PROMPT » List each line of the data that holds the string "Country".
──────
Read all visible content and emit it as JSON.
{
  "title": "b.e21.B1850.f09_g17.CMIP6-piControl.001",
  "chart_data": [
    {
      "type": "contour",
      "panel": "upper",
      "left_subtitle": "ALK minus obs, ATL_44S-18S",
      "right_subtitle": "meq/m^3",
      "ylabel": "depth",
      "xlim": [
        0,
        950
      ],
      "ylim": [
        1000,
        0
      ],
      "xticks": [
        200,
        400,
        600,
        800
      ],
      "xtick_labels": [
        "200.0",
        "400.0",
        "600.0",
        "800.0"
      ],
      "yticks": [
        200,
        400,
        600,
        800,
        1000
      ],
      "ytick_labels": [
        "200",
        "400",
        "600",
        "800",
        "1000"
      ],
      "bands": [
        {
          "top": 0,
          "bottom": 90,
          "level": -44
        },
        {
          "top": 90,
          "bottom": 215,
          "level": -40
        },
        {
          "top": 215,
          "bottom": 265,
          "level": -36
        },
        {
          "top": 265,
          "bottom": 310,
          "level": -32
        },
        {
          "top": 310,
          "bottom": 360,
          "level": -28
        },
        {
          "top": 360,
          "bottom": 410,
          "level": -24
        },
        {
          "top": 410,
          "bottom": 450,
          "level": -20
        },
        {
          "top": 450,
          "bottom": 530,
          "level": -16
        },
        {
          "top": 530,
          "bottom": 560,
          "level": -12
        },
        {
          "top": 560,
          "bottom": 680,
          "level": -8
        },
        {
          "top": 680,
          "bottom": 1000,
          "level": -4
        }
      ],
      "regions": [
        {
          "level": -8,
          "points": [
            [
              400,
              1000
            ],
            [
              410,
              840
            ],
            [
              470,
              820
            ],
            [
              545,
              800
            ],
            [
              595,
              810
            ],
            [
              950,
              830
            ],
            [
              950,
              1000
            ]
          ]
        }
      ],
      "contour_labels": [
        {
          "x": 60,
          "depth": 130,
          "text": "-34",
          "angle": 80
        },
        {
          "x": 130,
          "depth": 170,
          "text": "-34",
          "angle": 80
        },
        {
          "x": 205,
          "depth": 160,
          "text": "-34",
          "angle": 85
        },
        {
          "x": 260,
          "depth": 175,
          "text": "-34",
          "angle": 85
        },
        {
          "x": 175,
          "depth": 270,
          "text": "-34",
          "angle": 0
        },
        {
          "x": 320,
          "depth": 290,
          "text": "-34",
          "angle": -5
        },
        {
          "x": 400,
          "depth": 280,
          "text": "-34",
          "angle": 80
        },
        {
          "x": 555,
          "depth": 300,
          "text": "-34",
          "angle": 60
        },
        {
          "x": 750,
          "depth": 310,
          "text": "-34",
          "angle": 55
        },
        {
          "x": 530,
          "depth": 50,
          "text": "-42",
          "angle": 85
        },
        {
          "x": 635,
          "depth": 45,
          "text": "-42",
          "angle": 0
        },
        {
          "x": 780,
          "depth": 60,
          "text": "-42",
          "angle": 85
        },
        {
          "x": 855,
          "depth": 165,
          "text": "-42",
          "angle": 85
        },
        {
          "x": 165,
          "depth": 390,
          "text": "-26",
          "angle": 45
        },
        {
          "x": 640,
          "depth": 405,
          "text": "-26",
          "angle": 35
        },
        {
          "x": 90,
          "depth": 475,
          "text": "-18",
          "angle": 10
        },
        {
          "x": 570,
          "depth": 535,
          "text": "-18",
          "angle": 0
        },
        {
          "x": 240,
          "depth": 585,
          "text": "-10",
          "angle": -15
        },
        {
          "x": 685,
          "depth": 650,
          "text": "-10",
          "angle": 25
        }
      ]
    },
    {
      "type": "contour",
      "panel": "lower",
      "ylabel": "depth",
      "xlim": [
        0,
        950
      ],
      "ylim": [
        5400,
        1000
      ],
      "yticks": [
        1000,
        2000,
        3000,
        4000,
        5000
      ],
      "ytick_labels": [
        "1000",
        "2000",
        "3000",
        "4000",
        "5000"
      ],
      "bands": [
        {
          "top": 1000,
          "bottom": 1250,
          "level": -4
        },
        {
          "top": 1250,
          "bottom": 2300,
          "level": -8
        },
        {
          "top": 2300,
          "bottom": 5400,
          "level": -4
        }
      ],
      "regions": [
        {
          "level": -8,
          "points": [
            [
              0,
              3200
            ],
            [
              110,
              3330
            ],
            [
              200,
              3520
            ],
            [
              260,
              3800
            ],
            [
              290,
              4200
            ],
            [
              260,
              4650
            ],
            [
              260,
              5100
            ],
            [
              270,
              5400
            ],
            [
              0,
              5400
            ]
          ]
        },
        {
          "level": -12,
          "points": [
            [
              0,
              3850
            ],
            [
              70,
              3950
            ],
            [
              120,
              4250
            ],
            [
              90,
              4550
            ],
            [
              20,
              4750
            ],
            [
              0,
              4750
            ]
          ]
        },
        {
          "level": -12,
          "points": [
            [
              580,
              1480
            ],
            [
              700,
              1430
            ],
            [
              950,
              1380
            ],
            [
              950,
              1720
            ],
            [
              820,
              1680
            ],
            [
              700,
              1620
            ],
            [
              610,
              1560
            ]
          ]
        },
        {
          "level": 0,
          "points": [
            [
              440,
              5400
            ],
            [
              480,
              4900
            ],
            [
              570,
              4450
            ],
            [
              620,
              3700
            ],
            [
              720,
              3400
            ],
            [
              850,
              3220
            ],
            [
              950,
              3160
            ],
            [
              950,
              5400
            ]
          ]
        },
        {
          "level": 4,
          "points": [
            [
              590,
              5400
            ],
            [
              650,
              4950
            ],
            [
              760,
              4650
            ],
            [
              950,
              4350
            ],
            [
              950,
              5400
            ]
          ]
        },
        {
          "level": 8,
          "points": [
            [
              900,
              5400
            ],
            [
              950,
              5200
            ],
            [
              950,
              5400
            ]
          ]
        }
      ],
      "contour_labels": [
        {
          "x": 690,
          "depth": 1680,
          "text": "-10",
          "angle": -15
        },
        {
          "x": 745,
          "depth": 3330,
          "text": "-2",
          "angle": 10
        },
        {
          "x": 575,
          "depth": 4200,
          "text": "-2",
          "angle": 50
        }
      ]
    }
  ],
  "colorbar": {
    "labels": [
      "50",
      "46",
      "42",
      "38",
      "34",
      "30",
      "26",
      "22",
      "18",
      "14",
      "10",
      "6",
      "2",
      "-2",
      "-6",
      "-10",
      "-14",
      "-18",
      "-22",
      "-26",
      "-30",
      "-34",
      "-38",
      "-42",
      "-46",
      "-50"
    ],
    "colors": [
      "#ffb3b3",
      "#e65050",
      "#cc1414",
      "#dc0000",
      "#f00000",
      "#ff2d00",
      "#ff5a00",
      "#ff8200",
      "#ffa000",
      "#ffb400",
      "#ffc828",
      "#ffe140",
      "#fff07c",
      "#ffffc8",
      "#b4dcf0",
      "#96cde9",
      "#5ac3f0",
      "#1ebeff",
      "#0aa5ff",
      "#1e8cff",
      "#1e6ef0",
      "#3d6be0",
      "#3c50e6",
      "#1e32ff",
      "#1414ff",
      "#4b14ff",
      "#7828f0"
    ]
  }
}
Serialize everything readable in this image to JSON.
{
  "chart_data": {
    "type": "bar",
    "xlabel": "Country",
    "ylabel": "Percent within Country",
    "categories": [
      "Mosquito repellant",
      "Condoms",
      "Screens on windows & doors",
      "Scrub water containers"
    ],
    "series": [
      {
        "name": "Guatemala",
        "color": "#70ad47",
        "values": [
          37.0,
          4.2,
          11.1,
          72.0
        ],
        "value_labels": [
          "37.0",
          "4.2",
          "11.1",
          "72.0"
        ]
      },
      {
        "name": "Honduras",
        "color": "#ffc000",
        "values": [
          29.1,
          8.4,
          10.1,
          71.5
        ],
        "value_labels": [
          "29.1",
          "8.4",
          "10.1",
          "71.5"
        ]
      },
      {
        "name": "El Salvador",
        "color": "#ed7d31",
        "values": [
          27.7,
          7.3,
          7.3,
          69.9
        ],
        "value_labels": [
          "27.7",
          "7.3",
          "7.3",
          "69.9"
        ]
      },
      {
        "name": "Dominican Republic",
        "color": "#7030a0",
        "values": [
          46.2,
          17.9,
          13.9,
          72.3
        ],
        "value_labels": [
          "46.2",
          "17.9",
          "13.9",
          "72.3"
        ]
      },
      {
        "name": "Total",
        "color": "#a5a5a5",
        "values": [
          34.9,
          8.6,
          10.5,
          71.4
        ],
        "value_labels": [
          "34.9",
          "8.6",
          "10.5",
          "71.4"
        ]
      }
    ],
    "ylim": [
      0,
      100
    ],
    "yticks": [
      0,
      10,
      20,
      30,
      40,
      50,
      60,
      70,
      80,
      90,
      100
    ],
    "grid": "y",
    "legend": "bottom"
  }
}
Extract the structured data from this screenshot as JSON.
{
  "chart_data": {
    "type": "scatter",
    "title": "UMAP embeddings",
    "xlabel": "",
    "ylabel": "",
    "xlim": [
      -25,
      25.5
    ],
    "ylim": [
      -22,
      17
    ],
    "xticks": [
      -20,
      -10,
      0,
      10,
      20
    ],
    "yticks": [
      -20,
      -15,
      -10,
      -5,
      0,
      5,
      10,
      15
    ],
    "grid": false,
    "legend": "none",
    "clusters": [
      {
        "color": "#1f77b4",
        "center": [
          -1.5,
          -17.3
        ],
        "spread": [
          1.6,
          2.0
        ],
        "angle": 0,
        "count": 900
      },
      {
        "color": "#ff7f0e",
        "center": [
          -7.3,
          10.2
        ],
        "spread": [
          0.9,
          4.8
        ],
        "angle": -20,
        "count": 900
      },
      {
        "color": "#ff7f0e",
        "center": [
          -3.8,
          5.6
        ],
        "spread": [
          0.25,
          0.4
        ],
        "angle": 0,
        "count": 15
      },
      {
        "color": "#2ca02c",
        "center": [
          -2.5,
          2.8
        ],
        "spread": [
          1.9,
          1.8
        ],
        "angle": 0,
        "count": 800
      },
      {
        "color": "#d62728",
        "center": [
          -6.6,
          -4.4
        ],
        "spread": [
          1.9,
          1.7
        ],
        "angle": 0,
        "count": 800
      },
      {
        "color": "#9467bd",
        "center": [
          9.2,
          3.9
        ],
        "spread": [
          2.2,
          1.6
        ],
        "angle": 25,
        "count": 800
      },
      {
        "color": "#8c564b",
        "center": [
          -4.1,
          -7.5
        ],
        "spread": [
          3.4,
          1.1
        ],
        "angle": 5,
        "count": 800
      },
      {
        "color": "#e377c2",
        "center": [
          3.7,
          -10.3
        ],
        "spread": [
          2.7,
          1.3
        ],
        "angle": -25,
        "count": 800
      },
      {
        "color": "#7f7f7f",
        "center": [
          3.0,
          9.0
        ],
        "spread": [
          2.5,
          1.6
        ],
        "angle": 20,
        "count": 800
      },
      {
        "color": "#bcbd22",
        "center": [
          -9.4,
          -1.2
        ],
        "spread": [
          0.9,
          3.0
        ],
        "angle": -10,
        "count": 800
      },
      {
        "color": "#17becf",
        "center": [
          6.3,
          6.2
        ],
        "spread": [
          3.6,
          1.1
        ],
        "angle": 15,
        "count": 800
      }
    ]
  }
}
──────
ANSWER FOR THIS EXERCISE »
    "xlabel": "Country",
    "ylabel": "Percent within Country",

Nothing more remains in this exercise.